== INFORMATION GIVEN ==
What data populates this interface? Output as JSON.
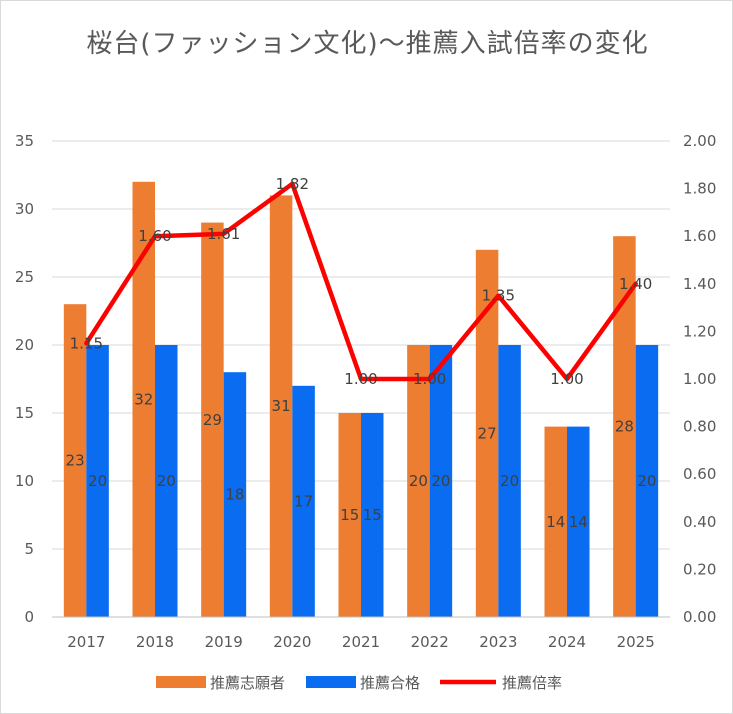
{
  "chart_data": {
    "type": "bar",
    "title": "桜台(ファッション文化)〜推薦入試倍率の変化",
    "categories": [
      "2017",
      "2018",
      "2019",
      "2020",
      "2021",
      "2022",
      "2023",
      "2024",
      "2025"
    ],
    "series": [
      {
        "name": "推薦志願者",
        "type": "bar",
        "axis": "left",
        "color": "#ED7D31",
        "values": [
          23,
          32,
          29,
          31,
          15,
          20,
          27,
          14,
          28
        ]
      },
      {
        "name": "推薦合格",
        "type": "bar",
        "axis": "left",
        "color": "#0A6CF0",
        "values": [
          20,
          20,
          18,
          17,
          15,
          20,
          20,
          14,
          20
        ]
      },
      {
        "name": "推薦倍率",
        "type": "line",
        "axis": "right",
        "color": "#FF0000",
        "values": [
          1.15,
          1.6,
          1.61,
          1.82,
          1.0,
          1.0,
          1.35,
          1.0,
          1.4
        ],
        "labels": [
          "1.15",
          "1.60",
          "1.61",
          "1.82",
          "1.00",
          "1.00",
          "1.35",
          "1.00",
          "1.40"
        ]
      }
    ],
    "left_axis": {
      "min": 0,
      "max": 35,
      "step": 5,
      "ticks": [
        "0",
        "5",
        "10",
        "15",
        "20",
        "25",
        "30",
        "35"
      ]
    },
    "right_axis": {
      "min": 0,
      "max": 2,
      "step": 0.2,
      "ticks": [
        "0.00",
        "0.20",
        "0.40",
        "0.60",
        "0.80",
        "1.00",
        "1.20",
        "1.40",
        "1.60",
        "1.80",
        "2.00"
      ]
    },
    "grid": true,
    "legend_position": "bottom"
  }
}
...
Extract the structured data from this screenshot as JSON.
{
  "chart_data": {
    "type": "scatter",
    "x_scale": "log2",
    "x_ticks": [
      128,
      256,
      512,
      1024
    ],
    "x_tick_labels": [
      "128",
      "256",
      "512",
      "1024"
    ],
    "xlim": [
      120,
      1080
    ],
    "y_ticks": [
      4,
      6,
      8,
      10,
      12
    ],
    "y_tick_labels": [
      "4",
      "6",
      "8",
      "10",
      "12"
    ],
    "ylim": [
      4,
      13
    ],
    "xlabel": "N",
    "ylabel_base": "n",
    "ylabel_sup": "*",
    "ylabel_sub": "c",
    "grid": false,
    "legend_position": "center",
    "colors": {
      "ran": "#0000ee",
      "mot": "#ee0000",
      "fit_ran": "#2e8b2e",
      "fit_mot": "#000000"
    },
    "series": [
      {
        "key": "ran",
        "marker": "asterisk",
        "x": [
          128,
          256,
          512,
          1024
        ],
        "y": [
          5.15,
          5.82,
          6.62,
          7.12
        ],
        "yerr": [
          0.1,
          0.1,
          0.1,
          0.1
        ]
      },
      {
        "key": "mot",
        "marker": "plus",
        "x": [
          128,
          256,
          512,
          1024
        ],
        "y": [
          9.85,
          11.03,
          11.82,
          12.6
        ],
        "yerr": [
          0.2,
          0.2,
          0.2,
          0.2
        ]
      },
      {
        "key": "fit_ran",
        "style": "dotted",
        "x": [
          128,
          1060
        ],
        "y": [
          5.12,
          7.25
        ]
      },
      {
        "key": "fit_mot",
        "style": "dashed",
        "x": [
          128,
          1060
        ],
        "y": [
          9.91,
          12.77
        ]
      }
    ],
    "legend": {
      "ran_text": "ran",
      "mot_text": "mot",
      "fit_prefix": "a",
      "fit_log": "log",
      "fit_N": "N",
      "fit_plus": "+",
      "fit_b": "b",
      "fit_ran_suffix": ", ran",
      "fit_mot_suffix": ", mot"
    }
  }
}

== GIVEN REQUEST ==
Report how many lines in these entries contain "type". Answer with the number only.

== ANSWER FOR THE TASK ==
5